Assignment:
Using the listing below, report each line holding the string "value".

Raw data:
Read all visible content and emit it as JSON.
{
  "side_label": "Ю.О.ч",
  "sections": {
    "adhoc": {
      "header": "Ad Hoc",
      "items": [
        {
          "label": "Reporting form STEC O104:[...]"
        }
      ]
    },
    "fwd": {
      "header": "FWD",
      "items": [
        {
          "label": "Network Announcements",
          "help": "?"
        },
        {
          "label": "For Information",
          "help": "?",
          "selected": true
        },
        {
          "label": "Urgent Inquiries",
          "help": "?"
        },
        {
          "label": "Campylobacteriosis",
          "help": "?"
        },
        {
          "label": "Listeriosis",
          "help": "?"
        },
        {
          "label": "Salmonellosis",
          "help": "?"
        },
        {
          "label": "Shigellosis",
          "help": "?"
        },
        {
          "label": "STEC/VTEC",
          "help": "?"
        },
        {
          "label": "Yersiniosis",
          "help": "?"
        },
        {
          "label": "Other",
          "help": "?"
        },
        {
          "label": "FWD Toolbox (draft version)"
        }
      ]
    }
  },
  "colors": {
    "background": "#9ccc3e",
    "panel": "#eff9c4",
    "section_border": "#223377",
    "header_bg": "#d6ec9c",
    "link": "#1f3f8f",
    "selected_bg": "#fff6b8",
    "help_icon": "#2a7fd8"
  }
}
...
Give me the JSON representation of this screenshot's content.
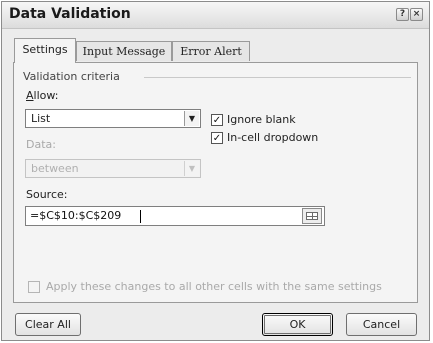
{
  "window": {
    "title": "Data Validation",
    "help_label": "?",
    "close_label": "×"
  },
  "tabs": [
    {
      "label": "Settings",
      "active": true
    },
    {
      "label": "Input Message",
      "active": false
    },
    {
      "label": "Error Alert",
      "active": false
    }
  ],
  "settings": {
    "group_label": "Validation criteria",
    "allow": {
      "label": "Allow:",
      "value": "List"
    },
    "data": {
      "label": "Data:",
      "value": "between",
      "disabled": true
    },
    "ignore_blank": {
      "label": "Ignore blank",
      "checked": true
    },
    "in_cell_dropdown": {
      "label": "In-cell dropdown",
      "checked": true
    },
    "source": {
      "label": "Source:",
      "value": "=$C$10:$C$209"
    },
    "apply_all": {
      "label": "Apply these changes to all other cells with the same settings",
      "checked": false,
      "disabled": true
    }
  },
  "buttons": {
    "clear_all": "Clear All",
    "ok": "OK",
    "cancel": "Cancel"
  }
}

Answer space:
      "value": "List"
      "value": "between",
      "value": "=$C$10:$C$209"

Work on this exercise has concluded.